▶ [Task description]: Retype the material that follows, keeping every word as it is.
____ Data rows
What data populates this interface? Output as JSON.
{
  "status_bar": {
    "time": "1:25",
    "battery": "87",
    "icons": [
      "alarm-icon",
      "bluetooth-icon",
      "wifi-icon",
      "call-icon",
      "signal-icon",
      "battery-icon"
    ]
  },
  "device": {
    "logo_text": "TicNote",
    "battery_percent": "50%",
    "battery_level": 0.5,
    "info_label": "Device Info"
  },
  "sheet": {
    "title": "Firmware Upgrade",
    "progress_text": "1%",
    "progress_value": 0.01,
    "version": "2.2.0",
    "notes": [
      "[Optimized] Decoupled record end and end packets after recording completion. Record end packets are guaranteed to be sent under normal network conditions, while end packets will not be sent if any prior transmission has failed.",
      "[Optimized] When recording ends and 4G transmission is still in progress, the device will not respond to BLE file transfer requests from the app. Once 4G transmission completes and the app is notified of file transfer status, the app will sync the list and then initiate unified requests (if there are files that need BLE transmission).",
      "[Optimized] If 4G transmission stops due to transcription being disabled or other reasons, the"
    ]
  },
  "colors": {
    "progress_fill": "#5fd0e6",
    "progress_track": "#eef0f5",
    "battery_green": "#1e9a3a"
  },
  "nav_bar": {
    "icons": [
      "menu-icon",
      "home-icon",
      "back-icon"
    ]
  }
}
________
▶ [Problem solution]:
What data populates this interface? Output as JSON.
{
  "status_bar": {
    "time": "1:25",
    "battery": "87",
    "icons": [
      "alarm-icon",
      "bluetooth-icon",
      "wifi-icon",
      "call-icon",
      "signal-icon",
      "battery-icon"
    ]
  },
  "device": {
    "logo_text": "TicNote",
    "battery_percent": "50%",
    "battery_level": 0.5,
    "info_label": "Device Info"
  },
  "sheet": {
    "title": "Firmware Upgrade",
    "progress_text": "1%",
    "progress_value": 0.01,
    "version": "2.2.0",
    "notes": [
      "[Optimized] Decoupled record end and end packets after recording completion. Record end packets are guaranteed to be sent under normal network conditions, while end packets will not be sent if any prior transmission has failed.",
      "[Optimized] When recording ends and 4G transmission is still in progress, the device will not respond to BLE file transfer requests from the app. Once 4G transmission completes and the app is notified of file transfer status, the app will sync the list and then initiate unified requests (if there are files that need BLE transmission).",
      "[Optimized] If 4G transmission stops due to transcription being disabled or other reasons, the"
    ]
  },
  "colors": {
    "progress_fill": "#5fd0e6",
    "progress_track": "#eef0f5",
    "battery_green": "#1e9a3a"
  },
  "nav_bar": {
    "icons": [
      "menu-icon",
      "home-icon",
      "back-icon"
    ]
  }
}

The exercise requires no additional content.